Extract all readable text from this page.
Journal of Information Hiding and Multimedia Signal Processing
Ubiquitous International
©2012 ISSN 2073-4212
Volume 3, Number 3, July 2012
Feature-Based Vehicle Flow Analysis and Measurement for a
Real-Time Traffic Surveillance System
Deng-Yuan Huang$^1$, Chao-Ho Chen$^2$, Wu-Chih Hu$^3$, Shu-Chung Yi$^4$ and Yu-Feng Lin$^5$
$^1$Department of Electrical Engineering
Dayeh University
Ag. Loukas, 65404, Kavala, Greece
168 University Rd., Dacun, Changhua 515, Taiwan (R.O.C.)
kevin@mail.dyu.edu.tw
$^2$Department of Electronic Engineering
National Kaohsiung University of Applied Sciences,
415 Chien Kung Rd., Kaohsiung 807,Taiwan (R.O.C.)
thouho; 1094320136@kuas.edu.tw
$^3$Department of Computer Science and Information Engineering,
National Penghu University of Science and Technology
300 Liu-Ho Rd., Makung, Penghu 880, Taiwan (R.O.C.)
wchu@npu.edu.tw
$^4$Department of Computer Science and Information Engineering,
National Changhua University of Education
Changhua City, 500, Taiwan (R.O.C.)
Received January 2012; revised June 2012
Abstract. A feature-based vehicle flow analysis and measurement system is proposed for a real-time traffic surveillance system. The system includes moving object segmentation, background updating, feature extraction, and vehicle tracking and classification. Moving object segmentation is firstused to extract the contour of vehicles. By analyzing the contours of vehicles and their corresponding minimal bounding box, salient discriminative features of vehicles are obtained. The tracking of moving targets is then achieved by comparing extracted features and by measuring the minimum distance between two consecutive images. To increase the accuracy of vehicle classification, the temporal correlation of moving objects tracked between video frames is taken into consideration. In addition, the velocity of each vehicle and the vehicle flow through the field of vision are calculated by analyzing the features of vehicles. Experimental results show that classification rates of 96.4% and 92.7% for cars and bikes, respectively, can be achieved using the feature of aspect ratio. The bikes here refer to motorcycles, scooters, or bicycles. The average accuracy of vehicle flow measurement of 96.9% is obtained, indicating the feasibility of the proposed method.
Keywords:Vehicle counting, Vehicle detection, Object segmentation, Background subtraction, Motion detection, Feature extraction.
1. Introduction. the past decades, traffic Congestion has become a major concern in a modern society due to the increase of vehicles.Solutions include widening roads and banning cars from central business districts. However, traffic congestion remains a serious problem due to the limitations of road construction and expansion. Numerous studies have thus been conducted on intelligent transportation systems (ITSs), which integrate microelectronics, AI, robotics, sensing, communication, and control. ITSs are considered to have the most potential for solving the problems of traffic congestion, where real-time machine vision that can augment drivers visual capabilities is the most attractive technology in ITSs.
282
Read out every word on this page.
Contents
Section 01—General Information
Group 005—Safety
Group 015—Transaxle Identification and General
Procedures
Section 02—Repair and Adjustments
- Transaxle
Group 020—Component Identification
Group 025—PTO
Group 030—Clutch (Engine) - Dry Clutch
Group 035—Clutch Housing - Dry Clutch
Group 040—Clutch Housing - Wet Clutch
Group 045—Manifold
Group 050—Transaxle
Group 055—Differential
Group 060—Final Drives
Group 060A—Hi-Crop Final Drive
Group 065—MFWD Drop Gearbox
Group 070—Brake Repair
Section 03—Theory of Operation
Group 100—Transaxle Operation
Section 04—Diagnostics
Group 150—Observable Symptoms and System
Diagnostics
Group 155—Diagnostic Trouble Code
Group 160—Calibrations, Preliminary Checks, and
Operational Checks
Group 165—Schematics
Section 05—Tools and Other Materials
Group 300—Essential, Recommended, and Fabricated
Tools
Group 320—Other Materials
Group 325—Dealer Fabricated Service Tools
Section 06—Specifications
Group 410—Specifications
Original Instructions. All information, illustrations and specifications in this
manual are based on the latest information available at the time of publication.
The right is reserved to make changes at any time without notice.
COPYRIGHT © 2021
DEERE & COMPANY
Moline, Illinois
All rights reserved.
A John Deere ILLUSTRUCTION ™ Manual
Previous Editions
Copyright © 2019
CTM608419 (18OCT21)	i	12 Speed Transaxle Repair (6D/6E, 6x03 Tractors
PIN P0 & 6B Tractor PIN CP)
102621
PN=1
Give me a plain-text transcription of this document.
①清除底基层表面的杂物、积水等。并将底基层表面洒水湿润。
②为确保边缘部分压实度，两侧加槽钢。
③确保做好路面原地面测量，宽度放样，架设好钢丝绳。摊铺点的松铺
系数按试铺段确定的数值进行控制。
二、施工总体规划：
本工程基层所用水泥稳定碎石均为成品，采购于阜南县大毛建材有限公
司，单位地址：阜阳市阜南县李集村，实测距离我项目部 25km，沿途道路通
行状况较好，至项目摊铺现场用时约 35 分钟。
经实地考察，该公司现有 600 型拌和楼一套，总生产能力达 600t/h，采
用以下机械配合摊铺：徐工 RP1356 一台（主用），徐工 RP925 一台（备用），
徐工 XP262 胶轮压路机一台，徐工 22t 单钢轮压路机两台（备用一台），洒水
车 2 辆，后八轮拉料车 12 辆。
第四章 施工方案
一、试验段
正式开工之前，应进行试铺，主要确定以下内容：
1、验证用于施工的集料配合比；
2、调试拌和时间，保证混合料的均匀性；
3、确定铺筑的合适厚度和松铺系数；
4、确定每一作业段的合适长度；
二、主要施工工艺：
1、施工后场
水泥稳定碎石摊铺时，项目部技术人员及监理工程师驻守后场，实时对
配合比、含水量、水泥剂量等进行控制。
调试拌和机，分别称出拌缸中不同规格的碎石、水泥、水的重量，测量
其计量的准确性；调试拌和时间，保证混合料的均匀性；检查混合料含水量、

━━━━

▶ _Given problem_
Select every line in the records above that contains the word "Identification".

▶ _Reply_
Group 015—Transaxle Identification and General
Group 020—Component Identification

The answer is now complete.